§ Verilen Görev
Malzemede "description-line: Food Will" içeren satırdan "new-tab-button[interactable]: + xyxy=(324,8,340,36)" içeren satıra kadar olan bölümdeki "Available Package" ifadesini "Package List" olarak değiştirin. Yalnızca bu satırları, geri kalan her şeyi aynen koruyarak yeniden yazın.

§ Verilen Malzeme
□ □ □ □
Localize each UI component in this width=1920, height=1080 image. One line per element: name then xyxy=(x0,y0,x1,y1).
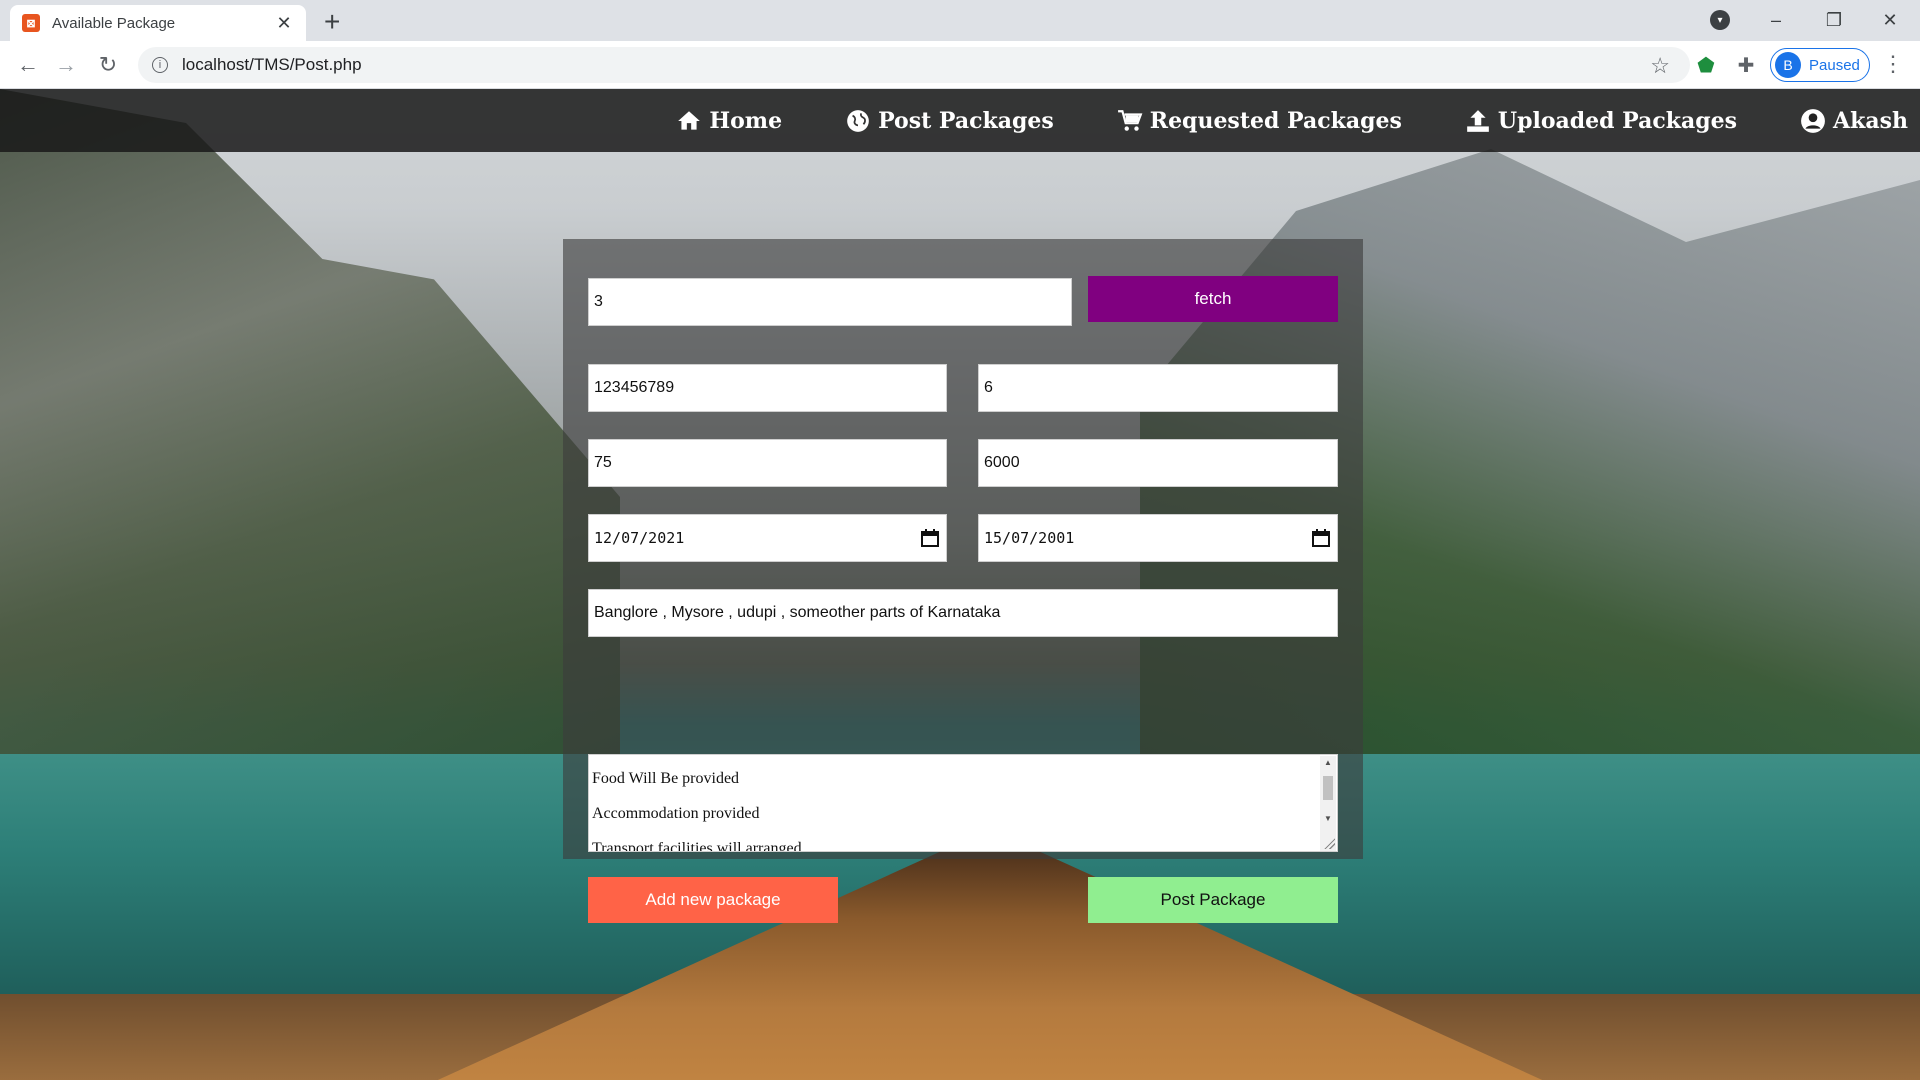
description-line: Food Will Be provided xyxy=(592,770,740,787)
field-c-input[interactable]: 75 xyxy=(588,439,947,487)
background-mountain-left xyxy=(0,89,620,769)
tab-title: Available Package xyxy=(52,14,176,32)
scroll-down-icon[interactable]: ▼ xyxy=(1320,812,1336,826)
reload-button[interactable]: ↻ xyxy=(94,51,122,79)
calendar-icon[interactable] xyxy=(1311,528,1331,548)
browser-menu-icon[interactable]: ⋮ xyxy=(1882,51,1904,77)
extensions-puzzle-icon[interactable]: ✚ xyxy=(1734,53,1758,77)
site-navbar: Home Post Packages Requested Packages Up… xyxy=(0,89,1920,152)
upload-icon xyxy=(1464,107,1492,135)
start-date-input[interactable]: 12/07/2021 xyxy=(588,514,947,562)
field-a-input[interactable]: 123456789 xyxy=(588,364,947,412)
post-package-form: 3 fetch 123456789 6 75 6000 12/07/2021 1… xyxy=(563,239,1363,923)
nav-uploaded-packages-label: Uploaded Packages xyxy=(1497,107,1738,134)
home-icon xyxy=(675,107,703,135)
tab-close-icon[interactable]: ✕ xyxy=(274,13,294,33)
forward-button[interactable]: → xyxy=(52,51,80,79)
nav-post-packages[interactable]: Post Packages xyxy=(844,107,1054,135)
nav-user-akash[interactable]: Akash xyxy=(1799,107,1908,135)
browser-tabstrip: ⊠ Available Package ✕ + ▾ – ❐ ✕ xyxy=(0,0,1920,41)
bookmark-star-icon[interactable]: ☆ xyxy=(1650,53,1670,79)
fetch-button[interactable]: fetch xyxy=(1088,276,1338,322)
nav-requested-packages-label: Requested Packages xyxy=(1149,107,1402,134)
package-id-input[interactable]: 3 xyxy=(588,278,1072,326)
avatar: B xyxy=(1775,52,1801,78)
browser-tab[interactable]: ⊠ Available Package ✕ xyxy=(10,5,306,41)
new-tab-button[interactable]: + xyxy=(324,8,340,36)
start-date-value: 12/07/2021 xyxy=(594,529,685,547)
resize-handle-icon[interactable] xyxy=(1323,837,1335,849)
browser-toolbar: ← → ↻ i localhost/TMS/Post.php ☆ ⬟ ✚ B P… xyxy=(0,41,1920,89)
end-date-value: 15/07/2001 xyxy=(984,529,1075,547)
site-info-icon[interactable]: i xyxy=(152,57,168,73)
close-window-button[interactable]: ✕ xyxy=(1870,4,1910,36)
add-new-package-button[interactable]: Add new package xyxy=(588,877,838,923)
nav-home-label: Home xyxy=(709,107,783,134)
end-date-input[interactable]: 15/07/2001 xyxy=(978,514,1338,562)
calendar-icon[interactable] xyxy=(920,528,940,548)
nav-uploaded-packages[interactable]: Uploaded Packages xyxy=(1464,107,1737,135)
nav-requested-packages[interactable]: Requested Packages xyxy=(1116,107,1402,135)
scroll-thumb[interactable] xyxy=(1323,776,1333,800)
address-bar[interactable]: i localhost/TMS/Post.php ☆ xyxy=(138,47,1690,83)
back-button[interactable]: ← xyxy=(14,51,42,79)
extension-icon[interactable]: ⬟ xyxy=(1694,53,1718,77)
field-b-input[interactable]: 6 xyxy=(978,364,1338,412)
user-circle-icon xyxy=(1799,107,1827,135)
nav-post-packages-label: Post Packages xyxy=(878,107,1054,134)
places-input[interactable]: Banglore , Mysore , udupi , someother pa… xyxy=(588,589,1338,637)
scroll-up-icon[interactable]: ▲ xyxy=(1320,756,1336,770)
□ □ □ □
§ Tam Çıktı
description-line: Food Will Be provided xyxy=(592,770,740,787)
field-c-input[interactable]: 75 xyxy=(588,439,947,487)
background-mountain-left xyxy=(0,89,620,769)
tab-title: Package List xyxy=(52,14,176,32)
scroll-down-icon[interactable]: ▼ xyxy=(1320,812,1336,826)
reload-button[interactable]: ↻ xyxy=(94,51,122,79)
calendar-icon[interactable] xyxy=(1311,528,1331,548)
browser-menu-icon[interactable]: ⋮ xyxy=(1882,51,1904,77)
extensions-puzzle-icon[interactable]: ✚ xyxy=(1734,53,1758,77)
site-navbar: Home Post Packages Requested Packages Up… xyxy=(0,89,1920,152)
upload-icon xyxy=(1464,107,1492,135)
start-date-input[interactable]: 12/07/2021 xyxy=(588,514,947,562)
field-a-input[interactable]: 123456789 xyxy=(588,364,947,412)
post-package-form: 3 fetch 123456789 6 75 6000 12/07/2021 1… xyxy=(563,239,1363,923)
nav-uploaded-packages-label: Uploaded Packages xyxy=(1497,107,1738,134)
home-icon xyxy=(675,107,703,135)
tab-close-icon[interactable]: ✕ xyxy=(274,13,294,33)
forward-button[interactable]: → xyxy=(52,51,80,79)
nav-post-packages[interactable]: Post Packages xyxy=(844,107,1054,135)
nav-user-akash[interactable]: Akash xyxy=(1799,107,1908,135)
browser-tabstrip: ⊠ Package List ✕ + ▾ – ❐ ✕ xyxy=(0,0,1920,41)
bookmark-star-icon[interactable]: ☆ xyxy=(1650,53,1670,79)
fetch-button[interactable]: fetch xyxy=(1088,276,1338,322)
nav-requested-packages-label: Requested Packages xyxy=(1149,107,1402,134)
package-id-input[interactable]: 3 xyxy=(588,278,1072,326)
avatar: B xyxy=(1775,52,1801,78)
browser-tab[interactable]: ⊠ Package List ✕ xyxy=(10,5,306,41)
new-tab-button[interactable]: + xyxy=(324,8,340,36)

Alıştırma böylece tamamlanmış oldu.